_TASK DETAILS_. Exactly repeat the full listing that follows.

Start of RECORDS FOR THIS EXERCISE

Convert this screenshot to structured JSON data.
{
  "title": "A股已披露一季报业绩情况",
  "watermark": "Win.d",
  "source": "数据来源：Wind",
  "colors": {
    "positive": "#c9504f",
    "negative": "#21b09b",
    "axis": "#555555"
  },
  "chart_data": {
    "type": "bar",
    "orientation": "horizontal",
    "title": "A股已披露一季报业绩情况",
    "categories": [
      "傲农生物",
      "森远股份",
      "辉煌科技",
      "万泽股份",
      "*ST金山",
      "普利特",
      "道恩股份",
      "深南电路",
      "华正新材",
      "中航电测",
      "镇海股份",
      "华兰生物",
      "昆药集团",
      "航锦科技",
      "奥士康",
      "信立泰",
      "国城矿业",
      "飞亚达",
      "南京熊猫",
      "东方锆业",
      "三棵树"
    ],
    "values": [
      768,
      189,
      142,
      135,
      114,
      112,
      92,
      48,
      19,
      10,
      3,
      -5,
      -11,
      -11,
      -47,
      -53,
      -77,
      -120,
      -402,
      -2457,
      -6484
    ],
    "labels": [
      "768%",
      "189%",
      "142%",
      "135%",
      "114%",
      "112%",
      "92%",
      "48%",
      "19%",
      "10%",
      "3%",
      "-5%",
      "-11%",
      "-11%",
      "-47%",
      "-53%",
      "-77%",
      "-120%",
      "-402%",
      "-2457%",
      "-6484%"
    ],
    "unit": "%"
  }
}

End of RECORDS FOR THIS EXERCISE

_RESULT OF THIS TASK_.
Convert this screenshot to structured JSON data.
{
  "title": "A股已披露一季报业绩情况",
  "watermark": "Win.d",
  "source": "数据来源：Wind",
  "colors": {
    "positive": "#c9504f",
    "negative": "#21b09b",
    "axis": "#555555"
  },
  "chart_data": {
    "type": "bar",
    "orientation": "horizontal",
    "title": "A股已披露一季报业绩情况",
    "categories": [
      "傲农生物",
      "森远股份",
      "辉煌科技",
      "万泽股份",
      "*ST金山",
      "普利特",
      "道恩股份",
      "深南电路",
      "华正新材",
      "中航电测",
      "镇海股份",
      "华兰生物",
      "昆药集团",
      "航锦科技",
      "奥士康",
      "信立泰",
      "国城矿业",
      "飞亚达",
      "南京熊猫",
      "东方锆业",
      "三棵树"
    ],
    "values": [
      768,
      189,
      142,
      135,
      114,
      112,
      92,
      48,
      19,
      10,
      3,
      -5,
      -11,
      -11,
      -47,
      -53,
      -77,
      -120,
      -402,
      -2457,
      -6484
    ],
    "labels": [
      "768%",
      "189%",
      "142%",
      "135%",
      "114%",
      "112%",
      "92%",
      "48%",
      "19%",
      "10%",
      "3%",
      "-5%",
      "-11%",
      "-11%",
      "-47%",
      "-53%",
      "-77%",
      "-120%",
      "-402%",
      "-2457%",
      "-6484%"
    ],
    "unit": "%"
  }
}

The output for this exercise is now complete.